[Stored records]
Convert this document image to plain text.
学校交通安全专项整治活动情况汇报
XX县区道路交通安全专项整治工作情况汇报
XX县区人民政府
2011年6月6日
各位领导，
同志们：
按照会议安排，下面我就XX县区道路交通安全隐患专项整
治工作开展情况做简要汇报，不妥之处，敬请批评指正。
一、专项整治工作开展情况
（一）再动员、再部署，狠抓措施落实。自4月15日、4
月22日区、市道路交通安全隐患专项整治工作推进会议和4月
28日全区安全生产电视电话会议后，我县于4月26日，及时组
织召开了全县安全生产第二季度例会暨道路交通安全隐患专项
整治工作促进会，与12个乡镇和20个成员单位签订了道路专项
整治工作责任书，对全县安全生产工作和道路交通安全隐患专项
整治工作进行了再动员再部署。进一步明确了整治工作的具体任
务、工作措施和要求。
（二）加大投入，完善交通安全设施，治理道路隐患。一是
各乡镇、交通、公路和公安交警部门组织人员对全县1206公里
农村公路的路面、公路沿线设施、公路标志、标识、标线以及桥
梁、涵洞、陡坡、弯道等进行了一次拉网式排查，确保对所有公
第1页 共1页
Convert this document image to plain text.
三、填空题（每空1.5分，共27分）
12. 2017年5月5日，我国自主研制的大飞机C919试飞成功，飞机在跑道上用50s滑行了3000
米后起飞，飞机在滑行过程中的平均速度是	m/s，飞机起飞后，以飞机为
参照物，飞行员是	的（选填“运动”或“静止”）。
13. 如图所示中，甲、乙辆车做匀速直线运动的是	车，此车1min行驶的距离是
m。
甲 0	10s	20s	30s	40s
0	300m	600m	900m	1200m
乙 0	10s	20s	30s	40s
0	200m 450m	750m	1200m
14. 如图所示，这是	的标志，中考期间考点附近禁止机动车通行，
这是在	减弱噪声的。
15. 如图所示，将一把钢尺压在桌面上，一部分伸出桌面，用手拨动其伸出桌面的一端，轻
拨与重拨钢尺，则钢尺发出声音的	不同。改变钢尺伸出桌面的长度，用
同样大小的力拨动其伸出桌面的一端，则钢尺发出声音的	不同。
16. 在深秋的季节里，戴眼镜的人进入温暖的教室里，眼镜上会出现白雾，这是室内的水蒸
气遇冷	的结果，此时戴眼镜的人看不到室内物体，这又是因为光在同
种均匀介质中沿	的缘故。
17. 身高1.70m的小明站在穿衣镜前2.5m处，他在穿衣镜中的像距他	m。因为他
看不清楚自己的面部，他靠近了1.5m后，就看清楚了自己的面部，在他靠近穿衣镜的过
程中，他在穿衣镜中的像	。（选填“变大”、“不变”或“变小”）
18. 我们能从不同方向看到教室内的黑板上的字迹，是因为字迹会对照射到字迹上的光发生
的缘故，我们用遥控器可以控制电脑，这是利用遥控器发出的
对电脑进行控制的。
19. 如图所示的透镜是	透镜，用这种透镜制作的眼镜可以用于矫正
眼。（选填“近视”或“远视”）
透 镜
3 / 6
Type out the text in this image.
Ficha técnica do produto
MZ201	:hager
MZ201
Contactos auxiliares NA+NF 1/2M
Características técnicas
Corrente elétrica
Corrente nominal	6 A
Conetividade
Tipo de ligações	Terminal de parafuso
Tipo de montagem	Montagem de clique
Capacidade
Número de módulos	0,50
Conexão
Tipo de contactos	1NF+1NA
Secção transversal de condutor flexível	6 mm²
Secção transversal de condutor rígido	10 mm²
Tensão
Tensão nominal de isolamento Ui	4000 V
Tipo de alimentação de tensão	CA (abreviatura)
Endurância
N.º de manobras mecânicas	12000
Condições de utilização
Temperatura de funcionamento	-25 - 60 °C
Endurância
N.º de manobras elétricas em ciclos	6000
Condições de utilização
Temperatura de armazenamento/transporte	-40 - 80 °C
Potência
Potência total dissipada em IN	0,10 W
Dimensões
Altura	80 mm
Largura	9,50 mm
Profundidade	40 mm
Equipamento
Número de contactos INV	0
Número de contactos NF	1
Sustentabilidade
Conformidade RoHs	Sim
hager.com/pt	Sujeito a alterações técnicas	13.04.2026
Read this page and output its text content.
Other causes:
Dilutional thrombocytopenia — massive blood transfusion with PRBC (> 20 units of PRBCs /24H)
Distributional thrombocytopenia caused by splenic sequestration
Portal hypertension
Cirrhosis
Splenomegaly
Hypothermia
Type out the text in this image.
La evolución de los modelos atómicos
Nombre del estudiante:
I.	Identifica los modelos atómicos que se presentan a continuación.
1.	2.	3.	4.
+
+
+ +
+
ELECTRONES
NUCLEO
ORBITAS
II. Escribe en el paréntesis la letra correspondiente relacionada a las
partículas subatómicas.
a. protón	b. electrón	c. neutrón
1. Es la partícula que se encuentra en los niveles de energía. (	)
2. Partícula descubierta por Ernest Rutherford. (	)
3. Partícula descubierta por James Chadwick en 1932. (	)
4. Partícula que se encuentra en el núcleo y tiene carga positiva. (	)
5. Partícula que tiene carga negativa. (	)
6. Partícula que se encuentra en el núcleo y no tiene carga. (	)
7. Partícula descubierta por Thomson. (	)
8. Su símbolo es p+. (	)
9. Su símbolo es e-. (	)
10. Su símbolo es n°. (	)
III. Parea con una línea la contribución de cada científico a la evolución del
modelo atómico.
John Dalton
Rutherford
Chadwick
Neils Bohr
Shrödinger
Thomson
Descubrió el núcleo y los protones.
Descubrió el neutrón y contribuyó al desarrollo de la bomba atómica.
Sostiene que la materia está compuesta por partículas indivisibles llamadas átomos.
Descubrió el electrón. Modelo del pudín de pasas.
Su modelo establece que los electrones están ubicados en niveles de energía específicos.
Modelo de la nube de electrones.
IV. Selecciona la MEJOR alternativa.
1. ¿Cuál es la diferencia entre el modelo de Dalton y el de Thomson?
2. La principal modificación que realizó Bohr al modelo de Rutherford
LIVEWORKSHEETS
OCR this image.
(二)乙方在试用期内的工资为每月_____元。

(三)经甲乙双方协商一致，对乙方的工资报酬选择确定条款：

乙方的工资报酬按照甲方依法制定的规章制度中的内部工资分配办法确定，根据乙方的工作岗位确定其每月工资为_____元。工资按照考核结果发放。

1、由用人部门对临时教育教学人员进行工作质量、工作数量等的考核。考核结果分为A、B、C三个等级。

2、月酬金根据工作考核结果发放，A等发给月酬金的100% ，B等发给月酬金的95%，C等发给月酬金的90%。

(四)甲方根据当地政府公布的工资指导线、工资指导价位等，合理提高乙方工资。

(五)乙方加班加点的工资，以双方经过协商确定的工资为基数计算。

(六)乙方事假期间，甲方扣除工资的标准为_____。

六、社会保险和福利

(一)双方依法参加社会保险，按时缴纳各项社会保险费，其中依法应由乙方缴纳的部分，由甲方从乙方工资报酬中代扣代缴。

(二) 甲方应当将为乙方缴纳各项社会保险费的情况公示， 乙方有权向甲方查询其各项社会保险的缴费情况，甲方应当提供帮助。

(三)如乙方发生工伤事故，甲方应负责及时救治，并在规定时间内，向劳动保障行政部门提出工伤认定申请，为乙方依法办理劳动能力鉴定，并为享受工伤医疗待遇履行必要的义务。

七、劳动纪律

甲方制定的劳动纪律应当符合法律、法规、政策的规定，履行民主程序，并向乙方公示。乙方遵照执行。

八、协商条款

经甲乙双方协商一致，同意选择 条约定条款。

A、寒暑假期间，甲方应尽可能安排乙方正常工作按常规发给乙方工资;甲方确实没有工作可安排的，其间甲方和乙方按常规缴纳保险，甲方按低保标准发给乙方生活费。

#### WHAT IS NEEDED
Reproduce the full listing word for word.

#### CORRECT OUTPUT
Convert this document image to plain text.
学校交通安全专项整治活动情况汇报
XX县区道路交通安全专项整治工作情况汇报
XX县区人民政府
2011年6月6日
各位领导，
同志们：
按照会议安排，下面我就XX县区道路交通安全隐患专项整
治工作开展情况做简要汇报，不妥之处，敬请批评指正。
一、专项整治工作开展情况
（一）再动员、再部署，狠抓措施落实。自4月15日、4
月22日区、市道路交通安全隐患专项整治工作推进会议和4月
28日全区安全生产电视电话会议后，我县于4月26日，及时组
织召开了全县安全生产第二季度例会暨道路交通安全隐患专项
整治工作促进会，与12个乡镇和20个成员单位签订了道路专项
整治工作责任书，对全县安全生产工作和道路交通安全隐患专项
整治工作进行了再动员再部署。进一步明确了整治工作的具体任
务、工作措施和要求。
（二）加大投入，完善交通安全设施，治理道路隐患。一是
各乡镇、交通、公路和公安交警部门组织人员对全县1206公里
农村公路的路面、公路沿线设施、公路标志、标识、标线以及桥
梁、涵洞、陡坡、弯道等进行了一次拉网式排查，确保对所有公
第1页 共1页
Convert this document image to plain text.
三、填空题（每空1.5分，共27分）
12. 2017年5月5日，我国自主研制的大飞机C919试飞成功，飞机在跑道上用50s滑行了3000
米后起飞，飞机在滑行过程中的平均速度是	m/s，飞机起飞后，以飞机为
参照物，飞行员是	的（选填“运动”或“静止”）。
13. 如图所示中，甲、乙辆车做匀速直线运动的是	车，此车1min行驶的距离是
m。
甲 0	10s	20s	30s	40s
0	300m	600m	900m	1200m
乙 0	10s	20s	30s	40s
0	200m 450m	750m	1200m
14. 如图所示，这是	的标志，中考期间考点附近禁止机动车通行，
这是在	减弱噪声的。
15. 如图所示，将一把钢尺压在桌面上，一部分伸出桌面，用手拨动其伸出桌面的一端，轻
拨与重拨钢尺，则钢尺发出声音的	不同。改变钢尺伸出桌面的长度，用
同样大小的力拨动其伸出桌面的一端，则钢尺发出声音的	不同。
16. 在深秋的季节里，戴眼镜的人进入温暖的教室里，眼镜上会出现白雾，这是室内的水蒸
气遇冷	的结果，此时戴眼镜的人看不到室内物体，这又是因为光在同
种均匀介质中沿	的缘故。
17. 身高1.70m的小明站在穿衣镜前2.5m处，他在穿衣镜中的像距他	m。因为他
看不清楚自己的面部，他靠近了1.5m后，就看清楚了自己的面部，在他靠近穿衣镜的过
程中，他在穿衣镜中的像	。（选填“变大”、“不变”或“变小”）
18. 我们能从不同方向看到教室内的黑板上的字迹，是因为字迹会对照射到字迹上的光发生
的缘故，我们用遥控器可以控制电脑，这是利用遥控器发出的
对电脑进行控制的。
19. 如图所示的透镜是	透镜，用这种透镜制作的眼镜可以用于矫正
眼。（选填“近视”或“远视”）
透 镜
3 / 6
Type out the text in this image.
Ficha técnica do produto
MZ201	:hager
MZ201
Contactos auxiliares NA+NF 1/2M
Características técnicas
Corrente elétrica
Corrente nominal	6 A
Conetividade
Tipo de ligações	Terminal de parafuso
Tipo de montagem	Montagem de clique
Capacidade
Número de módulos	0,50
Conexão
Tipo de contactos	1NF+1NA
Secção transversal de condutor flexível	6 mm²
Secção transversal de condutor rígido	10 mm²
Tensão
Tensão nominal de isolamento Ui	4000 V
Tipo de alimentação de tensão	CA (abreviatura)
Endurância
N.º de manobras mecânicas	12000
Condições de utilização
Temperatura de funcionamento	-25 - 60 °C
Endurância
N.º de manobras elétricas em ciclos	6000
Condições de utilização
Temperatura de armazenamento/transporte	-40 - 80 °C
Potência
Potência total dissipada em IN	0,10 W
Dimensões
Altura	80 mm
Largura	9,50 mm
Profundidade	40 mm
Equipamento
Número de contactos INV	0
Número de contactos NF	1
Sustentabilidade
Conformidade RoHs	Sim
hager.com/pt	Sujeito a alterações técnicas	13.04.2026
Read this page and output its text content.
Other causes:
Dilutional thrombocytopenia — massive blood transfusion with PRBC (> 20 units of PRBCs /24H)
Distributional thrombocytopenia caused by splenic sequestration
Portal hypertension
Cirrhosis
Splenomegaly
Hypothermia
Type out the text in this image.
La evolución de los modelos atómicos
Nombre del estudiante:
I.	Identifica los modelos atómicos que se presentan a continuación.
1.	2.	3.	4.
+
+
+ +
+
ELECTRONES
NUCLEO
ORBITAS
II. Escribe en el paréntesis la letra correspondiente relacionada a las
partículas subatómicas.
a. protón	b. electrón	c. neutrón
1. Es la partícula que se encuentra en los niveles de energía. (	)
2. Partícula descubierta por Ernest Rutherford. (	)
3. Partícula descubierta por James Chadwick en 1932. (	)
4. Partícula que se encuentra en el núcleo y tiene carga positiva. (	)
5. Partícula que tiene carga negativa. (	)
6. Partícula que se encuentra en el núcleo y no tiene carga. (	)
7. Partícula descubierta por Thomson. (	)
8. Su símbolo es p+. (	)
9. Su símbolo es e-. (	)
10. Su símbolo es n°. (	)
III. Parea con una línea la contribución de cada científico a la evolución del
modelo atómico.
John Dalton
Rutherford
Chadwick
Neils Bohr
Shrödinger
Thomson
Descubrió el núcleo y los protones.
Descubrió el neutrón y contribuyó al desarrollo de la bomba atómica.
Sostiene que la materia está compuesta por partículas indivisibles llamadas átomos.
Descubrió el electrón. Modelo del pudín de pasas.
Su modelo establece que los electrones están ubicados en niveles de energía específicos.
Modelo de la nube de electrones.
IV. Selecciona la MEJOR alternativa.
1. ¿Cuál es la diferencia entre el modelo de Dalton y el de Thomson?
2. La principal modificación que realizó Bohr al modelo de Rutherford
LIVEWORKSHEETS
OCR this image.
(二)乙方在试用期内的工资为每月_____元。

(三)经甲乙双方协商一致，对乙方的工资报酬选择确定条款：

乙方的工资报酬按照甲方依法制定的规章制度中的内部工资分配办法确定，根据乙方的工作岗位确定其每月工资为_____元。工资按照考核结果发放。

1、由用人部门对临时教育教学人员进行工作质量、工作数量等的考核。考核结果分为A、B、C三个等级。

2、月酬金根据工作考核结果发放，A等发给月酬金的100% ，B等发给月酬金的95%，C等发给月酬金的90%。

(四)甲方根据当地政府公布的工资指导线、工资指导价位等，合理提高乙方工资。

(五)乙方加班加点的工资，以双方经过协商确定的工资为基数计算。

(六)乙方事假期间，甲方扣除工资的标准为_____。

六、社会保险和福利

(一)双方依法参加社会保险，按时缴纳各项社会保险费，其中依法应由乙方缴纳的部分，由甲方从乙方工资报酬中代扣代缴。

(二) 甲方应当将为乙方缴纳各项社会保险费的情况公示， 乙方有权向甲方查询其各项社会保险的缴费情况，甲方应当提供帮助。

(三)如乙方发生工伤事故，甲方应负责及时救治，并在规定时间内，向劳动保障行政部门提出工伤认定申请，为乙方依法办理劳动能力鉴定，并为享受工伤医疗待遇履行必要的义务。

七、劳动纪律

甲方制定的劳动纪律应当符合法律、法规、政策的规定，履行民主程序，并向乙方公示。乙方遵照执行。

八、协商条款

经甲乙双方协商一致，同意选择 条约定条款。

A、寒暑假期间，甲方应尽可能安排乙方正常工作按常规发给乙方工资;甲方确实没有工作可安排的，其间甲方和乙方按常规缴纳保险，甲方按低保标准发给乙方生活费。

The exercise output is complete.